§ **Written problem**
Note each line where "信實一組" appears, and copy it.

§ **Task inputs**
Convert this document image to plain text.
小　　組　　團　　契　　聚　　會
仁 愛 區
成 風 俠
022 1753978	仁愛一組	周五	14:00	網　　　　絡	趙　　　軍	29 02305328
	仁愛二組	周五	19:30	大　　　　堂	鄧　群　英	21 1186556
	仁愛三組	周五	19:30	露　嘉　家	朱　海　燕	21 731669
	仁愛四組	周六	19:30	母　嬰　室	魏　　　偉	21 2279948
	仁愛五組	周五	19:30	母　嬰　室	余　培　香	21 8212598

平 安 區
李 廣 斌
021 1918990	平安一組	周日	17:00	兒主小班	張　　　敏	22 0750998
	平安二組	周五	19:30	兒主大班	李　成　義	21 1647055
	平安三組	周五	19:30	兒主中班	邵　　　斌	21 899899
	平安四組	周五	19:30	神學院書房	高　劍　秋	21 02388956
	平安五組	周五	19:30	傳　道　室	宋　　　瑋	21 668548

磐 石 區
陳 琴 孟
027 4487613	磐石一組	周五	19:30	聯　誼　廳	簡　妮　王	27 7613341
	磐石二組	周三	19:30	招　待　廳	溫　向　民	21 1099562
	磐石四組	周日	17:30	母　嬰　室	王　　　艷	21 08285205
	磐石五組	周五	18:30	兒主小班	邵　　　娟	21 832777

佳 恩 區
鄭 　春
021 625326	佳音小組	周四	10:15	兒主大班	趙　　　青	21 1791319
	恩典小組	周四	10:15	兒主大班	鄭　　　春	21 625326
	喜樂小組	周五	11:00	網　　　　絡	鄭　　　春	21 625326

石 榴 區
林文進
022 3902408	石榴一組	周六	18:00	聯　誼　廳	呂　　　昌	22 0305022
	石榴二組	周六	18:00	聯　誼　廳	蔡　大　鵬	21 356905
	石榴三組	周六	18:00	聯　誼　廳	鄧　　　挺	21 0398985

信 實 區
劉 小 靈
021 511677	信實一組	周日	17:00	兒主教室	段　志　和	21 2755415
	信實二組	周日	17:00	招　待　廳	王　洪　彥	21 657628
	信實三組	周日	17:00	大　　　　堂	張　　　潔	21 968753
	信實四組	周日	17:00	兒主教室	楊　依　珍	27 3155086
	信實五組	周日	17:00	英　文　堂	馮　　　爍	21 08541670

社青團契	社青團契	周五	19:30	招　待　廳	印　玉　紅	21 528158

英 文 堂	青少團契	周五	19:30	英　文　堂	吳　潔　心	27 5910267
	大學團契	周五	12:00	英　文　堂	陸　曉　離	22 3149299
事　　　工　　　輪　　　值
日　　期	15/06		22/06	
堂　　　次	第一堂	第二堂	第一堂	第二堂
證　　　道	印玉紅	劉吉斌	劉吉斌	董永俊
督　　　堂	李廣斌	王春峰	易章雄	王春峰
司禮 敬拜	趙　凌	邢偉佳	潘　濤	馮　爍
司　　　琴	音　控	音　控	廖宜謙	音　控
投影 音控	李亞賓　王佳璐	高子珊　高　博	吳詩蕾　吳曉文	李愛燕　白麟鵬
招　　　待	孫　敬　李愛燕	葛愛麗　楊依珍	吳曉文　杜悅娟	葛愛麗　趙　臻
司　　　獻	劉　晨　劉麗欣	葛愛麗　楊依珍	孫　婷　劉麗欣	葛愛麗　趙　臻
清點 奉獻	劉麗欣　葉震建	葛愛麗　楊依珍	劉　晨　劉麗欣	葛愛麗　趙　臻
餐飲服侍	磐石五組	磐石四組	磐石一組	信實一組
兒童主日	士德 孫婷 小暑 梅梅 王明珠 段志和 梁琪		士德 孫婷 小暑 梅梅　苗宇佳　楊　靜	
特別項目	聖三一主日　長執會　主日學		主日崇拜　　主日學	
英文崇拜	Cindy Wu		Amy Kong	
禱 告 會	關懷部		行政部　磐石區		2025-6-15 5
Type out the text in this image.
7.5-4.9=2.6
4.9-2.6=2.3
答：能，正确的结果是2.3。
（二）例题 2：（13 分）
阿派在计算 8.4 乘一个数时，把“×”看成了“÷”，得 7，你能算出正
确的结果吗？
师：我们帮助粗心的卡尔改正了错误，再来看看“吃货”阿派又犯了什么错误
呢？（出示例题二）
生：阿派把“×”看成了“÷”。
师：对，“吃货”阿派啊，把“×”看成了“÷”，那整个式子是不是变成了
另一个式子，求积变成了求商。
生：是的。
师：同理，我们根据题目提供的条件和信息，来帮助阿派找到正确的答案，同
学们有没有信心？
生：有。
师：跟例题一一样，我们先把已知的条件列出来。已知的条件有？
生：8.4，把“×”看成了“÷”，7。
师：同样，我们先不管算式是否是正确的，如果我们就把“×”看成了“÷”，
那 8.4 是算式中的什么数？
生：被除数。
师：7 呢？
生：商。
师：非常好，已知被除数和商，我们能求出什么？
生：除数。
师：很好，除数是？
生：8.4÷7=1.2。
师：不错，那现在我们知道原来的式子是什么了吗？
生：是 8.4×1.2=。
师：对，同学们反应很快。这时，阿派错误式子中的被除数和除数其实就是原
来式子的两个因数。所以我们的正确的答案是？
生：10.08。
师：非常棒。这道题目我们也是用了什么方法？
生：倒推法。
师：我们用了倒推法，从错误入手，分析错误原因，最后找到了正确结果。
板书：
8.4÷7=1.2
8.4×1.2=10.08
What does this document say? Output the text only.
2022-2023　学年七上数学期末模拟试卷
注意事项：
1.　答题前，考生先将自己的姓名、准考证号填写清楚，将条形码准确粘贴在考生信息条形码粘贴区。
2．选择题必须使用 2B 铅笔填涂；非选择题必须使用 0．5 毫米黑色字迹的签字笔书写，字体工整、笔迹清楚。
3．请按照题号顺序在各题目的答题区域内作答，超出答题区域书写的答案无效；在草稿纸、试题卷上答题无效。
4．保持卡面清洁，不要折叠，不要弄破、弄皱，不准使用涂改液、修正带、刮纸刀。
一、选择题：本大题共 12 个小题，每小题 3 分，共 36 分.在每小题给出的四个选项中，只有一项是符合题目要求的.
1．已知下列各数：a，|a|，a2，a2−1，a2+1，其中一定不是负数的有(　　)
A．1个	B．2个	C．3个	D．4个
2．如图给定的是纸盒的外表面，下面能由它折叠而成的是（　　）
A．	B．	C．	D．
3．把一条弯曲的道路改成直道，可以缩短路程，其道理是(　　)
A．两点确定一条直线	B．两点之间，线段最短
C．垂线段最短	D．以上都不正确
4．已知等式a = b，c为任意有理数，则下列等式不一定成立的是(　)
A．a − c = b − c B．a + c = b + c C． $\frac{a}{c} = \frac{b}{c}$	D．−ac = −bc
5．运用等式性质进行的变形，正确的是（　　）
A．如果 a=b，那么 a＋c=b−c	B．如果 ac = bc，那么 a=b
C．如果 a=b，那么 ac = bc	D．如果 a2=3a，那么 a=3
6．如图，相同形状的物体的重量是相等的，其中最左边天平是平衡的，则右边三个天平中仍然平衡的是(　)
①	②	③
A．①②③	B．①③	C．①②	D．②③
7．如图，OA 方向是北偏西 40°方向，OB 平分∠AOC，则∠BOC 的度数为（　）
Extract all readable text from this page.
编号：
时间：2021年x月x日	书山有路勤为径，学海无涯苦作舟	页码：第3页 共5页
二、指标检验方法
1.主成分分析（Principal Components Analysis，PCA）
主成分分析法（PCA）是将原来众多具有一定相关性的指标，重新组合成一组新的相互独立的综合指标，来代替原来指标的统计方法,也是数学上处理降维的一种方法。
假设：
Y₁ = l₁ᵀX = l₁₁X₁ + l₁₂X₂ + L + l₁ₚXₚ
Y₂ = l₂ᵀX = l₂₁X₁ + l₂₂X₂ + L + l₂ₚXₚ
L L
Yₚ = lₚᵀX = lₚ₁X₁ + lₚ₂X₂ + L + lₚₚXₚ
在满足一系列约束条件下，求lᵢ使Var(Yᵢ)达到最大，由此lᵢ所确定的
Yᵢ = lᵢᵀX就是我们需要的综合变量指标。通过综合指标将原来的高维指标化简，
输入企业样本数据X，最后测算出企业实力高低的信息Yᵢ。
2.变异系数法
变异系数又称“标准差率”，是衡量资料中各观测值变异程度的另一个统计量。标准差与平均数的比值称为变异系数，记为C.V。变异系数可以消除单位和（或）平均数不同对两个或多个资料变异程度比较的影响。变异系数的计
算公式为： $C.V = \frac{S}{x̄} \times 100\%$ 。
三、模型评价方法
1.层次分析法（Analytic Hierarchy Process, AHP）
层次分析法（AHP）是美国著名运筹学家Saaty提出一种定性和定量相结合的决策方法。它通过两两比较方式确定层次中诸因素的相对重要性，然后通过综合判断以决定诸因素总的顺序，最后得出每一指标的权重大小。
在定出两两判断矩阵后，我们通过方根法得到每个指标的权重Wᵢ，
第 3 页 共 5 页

§ **Written response**
021 511677	信實一組	周日	17:00	兒主教室	段　志　和	21 2755415
餐飲服侍	磐石五組	磐石四組	磐石一組	信實一組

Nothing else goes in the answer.